━━━━━ Dataset records

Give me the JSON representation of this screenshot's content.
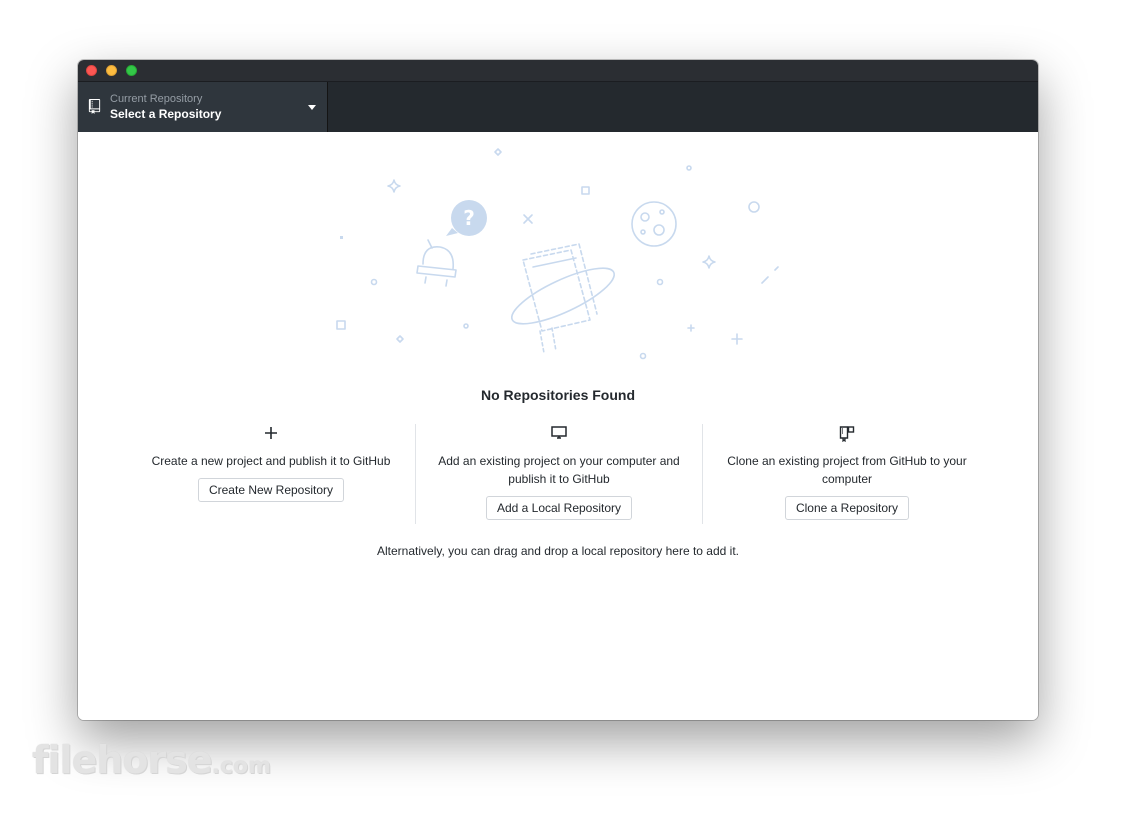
{
  "window": {
    "traffic_lights": [
      "close",
      "minimize",
      "maximize"
    ],
    "colors": {
      "close": "#fc5753",
      "minimize": "#fdbc40",
      "maximize": "#33c748",
      "toolbar_bg": "#24292e"
    }
  },
  "toolbar": {
    "repo_selector": {
      "icon": "repo-icon",
      "description": "Current Repository",
      "title": "Select a Repository",
      "caret_icon": "triangle-down-icon"
    }
  },
  "blank_slate": {
    "title": "No Repositories Found",
    "actions": [
      {
        "icon": "plus-icon",
        "description": "Create a new project and publish it to GitHub",
        "button_label": "Create New Repository"
      },
      {
        "icon": "desktop-icon",
        "description": "Add an existing project on your computer and publish it to GitHub",
        "button_label": "Add a Local Repository"
      },
      {
        "icon": "repo-clone-icon",
        "description": "Clone an existing project from GitHub to your computer",
        "button_label": "Clone a Repository"
      }
    ],
    "drag_hint": "Alternatively, you can drag and drop a local repository here to add it."
  },
  "watermark": {
    "main": "filehorse",
    "suffix": ".com"
  }
}
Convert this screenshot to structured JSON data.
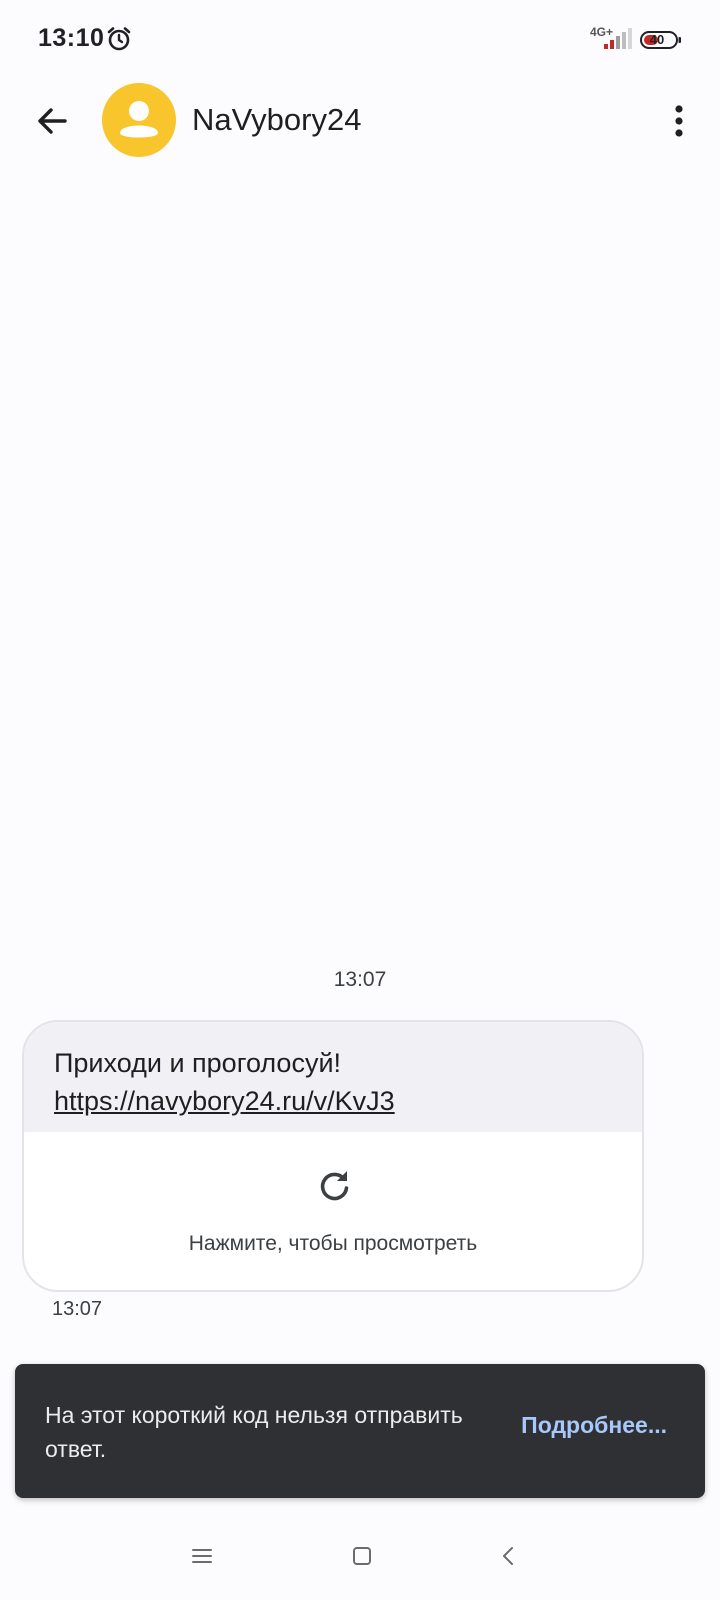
{
  "status_bar": {
    "time": "13:10",
    "network": "4G+",
    "battery": "40",
    "alarm_icon": "alarm-clock-icon",
    "signal_icon": "cell-signal-icon",
    "battery_icon": "battery-icon"
  },
  "app_bar": {
    "contact_name": "NaVybory24",
    "back_icon": "arrow-back-icon",
    "more_icon": "more-vert-icon",
    "avatar_color": "#F8C52C"
  },
  "conversation": {
    "message_time_header": "13:07",
    "message": {
      "text": "Приходи и проголосуй!",
      "link": "https://navybory24.ru/v/KvJ3",
      "preview_prompt": "Нажмите, чтобы просмотреть",
      "preview_icon": "refresh-icon",
      "time": "13:07"
    }
  },
  "snackbar": {
    "text": "На этот короткий код нельзя отправить ответ.",
    "action": "Подробнее..."
  },
  "nav_bar": {
    "recents_icon": "menu-lines-icon",
    "home_icon": "square-home-icon",
    "back_icon": "chevron-back-icon"
  },
  "colors": {
    "background": "#FCFCFE",
    "bubble_background": "#F1F0F5",
    "snackbar_background": "#2E3033",
    "snackbar_action": "#A8C7FA",
    "battery_low_fill": "#C62828"
  }
}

━━━━━━━━━━

_Description of the task_
Without including the pictures, reproduce all entries exactly.

_Solved problem_
Give me the JSON representation of this screenshot's content.
{
  "window": {
    "traffic_lights": [
      "close",
      "minimize",
      "maximize"
    ],
    "colors": {
      "close": "#fc5753",
      "minimize": "#fdbc40",
      "maximize": "#33c748",
      "toolbar_bg": "#24292e"
    }
  },
  "toolbar": {
    "repo_selector": {
      "icon": "repo-icon",
      "description": "Current Repository",
      "title": "Select a Repository",
      "caret_icon": "triangle-down-icon"
    }
  },
  "blank_slate": {
    "title": "No Repositories Found",
    "actions": [
      {
        "icon": "plus-icon",
        "description": "Create a new project and publish it to GitHub",
        "button_label": "Create New Repository"
      },
      {
        "icon": "desktop-icon",
        "description": "Add an existing project on your computer and publish it to GitHub",
        "button_label": "Add a Local Repository"
      },
      {
        "icon": "repo-clone-icon",
        "description": "Clone an existing project from GitHub to your computer",
        "button_label": "Clone a Repository"
      }
    ],
    "drag_hint": "Alternatively, you can drag and drop a local repository here to add it."
  },
  "watermark": {
    "main": "filehorse",
    "suffix": ".com"
  }
}
Convert this screenshot to structured JSON data.
{
  "status_bar": {
    "time": "13:10",
    "network": "4G+",
    "battery": "40",
    "alarm_icon": "alarm-clock-icon",
    "signal_icon": "cell-signal-icon",
    "battery_icon": "battery-icon"
  },
  "app_bar": {
    "contact_name": "NaVybory24",
    "back_icon": "arrow-back-icon",
    "more_icon": "more-vert-icon",
    "avatar_color": "#F8C52C"
  },
  "conversation": {
    "message_time_header": "13:07",
    "message": {
      "text": "Приходи и проголосуй!",
      "link": "https://navybory24.ru/v/KvJ3",
      "preview_prompt": "Нажмите, чтобы просмотреть",
      "preview_icon": "refresh-icon",
      "time": "13:07"
    }
  },
  "snackbar": {
    "text": "На этот короткий код нельзя отправить ответ.",
    "action": "Подробнее..."
  },
  "nav_bar": {
    "recents_icon": "menu-lines-icon",
    "home_icon": "square-home-icon",
    "back_icon": "chevron-back-icon"
  },
  "colors": {
    "background": "#FCFCFE",
    "bubble_background": "#F1F0F5",
    "snackbar_background": "#2E3033",
    "snackbar_action": "#A8C7FA",
    "battery_low_fill": "#C62828"
  }
}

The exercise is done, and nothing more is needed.